## What is being asked:
Give only one thing: the number of lines that include the word "content".

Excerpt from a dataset
_ _ _

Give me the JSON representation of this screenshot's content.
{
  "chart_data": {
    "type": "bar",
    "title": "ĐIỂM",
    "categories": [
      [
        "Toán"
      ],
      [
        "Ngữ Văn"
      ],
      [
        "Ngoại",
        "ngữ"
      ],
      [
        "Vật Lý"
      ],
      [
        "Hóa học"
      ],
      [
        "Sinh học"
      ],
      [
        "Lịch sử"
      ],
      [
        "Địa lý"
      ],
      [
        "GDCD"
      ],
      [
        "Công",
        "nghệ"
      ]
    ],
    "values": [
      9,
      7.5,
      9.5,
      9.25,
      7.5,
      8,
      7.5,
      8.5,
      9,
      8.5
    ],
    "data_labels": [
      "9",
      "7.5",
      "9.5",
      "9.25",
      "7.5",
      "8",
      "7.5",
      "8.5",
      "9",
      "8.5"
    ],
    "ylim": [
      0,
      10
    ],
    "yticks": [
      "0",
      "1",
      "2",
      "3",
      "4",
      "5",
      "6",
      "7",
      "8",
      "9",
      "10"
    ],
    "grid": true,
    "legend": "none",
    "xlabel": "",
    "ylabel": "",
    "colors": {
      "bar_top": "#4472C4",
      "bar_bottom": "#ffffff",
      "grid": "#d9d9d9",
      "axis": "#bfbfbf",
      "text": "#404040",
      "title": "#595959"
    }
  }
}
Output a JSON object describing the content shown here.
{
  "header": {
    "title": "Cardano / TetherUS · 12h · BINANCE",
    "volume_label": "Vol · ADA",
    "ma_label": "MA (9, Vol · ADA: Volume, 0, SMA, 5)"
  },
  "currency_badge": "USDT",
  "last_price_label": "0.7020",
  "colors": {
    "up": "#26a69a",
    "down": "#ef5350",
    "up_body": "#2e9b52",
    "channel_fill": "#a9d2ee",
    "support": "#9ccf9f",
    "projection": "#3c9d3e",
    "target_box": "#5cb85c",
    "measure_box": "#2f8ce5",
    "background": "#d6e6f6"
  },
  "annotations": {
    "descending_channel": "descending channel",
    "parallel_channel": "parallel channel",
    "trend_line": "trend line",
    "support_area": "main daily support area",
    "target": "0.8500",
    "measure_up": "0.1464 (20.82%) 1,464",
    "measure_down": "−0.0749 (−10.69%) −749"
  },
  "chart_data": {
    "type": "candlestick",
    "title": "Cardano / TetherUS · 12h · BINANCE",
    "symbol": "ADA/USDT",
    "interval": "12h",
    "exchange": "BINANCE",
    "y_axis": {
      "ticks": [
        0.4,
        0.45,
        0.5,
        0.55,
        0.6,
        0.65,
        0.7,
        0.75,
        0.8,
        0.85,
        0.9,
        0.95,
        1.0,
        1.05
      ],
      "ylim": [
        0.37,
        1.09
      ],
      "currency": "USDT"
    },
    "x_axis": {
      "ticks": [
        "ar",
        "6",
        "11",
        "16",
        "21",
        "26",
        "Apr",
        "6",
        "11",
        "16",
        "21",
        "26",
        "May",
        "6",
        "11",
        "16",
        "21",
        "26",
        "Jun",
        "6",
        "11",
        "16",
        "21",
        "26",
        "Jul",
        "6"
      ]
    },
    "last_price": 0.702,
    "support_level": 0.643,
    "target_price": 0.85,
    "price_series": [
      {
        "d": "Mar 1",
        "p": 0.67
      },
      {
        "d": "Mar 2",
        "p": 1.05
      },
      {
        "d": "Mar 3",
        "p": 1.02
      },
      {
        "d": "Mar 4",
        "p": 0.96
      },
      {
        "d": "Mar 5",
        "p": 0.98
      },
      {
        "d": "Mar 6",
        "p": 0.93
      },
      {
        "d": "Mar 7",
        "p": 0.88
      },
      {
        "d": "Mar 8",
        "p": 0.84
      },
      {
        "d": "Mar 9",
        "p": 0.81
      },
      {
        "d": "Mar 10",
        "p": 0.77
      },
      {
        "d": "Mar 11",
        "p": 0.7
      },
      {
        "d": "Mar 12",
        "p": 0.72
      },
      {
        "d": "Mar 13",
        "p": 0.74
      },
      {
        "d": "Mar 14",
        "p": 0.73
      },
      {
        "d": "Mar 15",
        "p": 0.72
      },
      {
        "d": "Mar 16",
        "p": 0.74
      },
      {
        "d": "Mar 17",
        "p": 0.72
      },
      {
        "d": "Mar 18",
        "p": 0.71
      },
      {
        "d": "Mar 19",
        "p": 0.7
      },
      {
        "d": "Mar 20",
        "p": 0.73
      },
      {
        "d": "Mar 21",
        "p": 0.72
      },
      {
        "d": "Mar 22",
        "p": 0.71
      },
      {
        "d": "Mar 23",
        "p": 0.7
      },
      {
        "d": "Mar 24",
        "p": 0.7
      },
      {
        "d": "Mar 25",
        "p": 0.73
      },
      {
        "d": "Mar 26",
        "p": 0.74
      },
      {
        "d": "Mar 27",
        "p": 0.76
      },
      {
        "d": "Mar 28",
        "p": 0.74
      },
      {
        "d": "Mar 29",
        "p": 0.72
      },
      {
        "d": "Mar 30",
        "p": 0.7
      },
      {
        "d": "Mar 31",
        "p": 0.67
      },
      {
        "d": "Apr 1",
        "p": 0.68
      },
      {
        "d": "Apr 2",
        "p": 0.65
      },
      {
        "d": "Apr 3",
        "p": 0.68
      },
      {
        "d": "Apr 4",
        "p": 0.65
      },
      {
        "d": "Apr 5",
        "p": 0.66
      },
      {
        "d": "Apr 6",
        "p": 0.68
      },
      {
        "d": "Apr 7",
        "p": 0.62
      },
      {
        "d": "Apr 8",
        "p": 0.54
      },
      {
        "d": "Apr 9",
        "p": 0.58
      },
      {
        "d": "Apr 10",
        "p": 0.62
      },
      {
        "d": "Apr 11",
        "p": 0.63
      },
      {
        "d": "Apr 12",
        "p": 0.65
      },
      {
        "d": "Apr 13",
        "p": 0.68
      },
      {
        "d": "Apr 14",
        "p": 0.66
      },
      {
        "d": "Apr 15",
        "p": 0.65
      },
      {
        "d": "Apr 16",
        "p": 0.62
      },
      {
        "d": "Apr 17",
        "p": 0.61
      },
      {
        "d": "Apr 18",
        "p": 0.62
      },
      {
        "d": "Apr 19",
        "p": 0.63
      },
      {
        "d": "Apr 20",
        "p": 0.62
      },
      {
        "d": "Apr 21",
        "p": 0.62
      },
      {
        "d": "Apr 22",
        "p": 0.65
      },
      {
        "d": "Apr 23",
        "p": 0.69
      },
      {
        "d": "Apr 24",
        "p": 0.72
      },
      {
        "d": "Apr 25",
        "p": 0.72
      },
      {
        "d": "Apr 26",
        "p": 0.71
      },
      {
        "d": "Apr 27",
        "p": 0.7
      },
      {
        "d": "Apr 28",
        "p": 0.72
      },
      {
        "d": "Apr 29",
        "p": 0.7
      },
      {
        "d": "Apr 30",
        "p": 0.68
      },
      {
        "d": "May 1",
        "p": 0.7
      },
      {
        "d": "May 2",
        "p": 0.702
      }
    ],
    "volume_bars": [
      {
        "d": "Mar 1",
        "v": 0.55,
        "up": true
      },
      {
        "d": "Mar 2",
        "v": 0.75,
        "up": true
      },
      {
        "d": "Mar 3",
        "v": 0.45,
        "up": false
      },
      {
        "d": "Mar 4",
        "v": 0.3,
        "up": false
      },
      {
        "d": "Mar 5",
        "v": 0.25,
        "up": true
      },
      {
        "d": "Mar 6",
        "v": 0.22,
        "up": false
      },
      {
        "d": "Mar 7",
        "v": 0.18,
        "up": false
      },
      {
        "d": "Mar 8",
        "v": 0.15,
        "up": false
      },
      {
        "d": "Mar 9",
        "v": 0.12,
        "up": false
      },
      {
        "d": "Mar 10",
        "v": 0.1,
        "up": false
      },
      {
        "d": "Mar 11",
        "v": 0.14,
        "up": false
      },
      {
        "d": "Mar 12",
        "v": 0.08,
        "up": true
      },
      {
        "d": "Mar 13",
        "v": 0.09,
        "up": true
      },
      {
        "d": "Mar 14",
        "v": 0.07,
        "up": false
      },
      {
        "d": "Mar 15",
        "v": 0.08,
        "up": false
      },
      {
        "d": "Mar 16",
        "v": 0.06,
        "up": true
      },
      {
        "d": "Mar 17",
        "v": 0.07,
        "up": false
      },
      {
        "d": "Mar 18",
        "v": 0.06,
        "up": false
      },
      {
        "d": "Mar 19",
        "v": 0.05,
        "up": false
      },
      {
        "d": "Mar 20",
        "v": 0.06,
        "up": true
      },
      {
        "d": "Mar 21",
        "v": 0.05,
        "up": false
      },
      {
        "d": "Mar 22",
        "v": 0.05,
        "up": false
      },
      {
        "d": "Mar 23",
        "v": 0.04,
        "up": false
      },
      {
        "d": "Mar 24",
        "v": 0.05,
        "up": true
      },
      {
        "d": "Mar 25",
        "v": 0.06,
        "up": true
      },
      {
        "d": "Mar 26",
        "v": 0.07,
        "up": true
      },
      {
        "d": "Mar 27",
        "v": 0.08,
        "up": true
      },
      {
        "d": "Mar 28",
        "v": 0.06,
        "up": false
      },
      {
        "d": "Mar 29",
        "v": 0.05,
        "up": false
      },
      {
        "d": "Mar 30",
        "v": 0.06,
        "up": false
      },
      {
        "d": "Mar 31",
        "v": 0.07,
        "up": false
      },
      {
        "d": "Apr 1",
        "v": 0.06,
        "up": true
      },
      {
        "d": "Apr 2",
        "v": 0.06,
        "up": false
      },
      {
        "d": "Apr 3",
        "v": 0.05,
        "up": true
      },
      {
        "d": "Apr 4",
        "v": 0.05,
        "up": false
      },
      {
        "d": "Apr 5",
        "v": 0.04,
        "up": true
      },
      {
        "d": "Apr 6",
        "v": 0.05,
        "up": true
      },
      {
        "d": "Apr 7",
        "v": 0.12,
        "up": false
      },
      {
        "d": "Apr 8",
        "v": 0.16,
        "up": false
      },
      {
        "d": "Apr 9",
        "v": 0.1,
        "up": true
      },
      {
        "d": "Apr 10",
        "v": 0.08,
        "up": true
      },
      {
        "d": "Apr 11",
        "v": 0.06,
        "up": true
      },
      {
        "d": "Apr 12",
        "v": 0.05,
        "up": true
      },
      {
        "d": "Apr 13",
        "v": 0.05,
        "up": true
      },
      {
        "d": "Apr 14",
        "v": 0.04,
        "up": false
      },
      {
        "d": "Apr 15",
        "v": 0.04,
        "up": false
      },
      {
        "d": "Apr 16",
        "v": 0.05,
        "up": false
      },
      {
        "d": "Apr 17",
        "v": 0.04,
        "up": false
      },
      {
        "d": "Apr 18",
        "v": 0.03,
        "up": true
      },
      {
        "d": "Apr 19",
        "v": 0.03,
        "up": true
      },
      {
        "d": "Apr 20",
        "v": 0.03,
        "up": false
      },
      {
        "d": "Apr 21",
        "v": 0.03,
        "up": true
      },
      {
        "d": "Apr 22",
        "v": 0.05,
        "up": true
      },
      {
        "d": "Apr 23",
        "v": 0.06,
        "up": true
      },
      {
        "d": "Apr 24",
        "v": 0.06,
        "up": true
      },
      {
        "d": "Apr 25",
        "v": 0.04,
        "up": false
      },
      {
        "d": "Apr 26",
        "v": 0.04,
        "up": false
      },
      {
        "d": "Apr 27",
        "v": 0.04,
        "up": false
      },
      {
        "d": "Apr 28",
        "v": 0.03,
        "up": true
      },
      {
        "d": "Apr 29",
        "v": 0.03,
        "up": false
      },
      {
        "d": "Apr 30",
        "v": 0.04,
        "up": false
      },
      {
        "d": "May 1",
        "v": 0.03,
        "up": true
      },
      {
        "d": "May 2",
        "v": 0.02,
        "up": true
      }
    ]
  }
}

_ _ _

## Exercise output:
2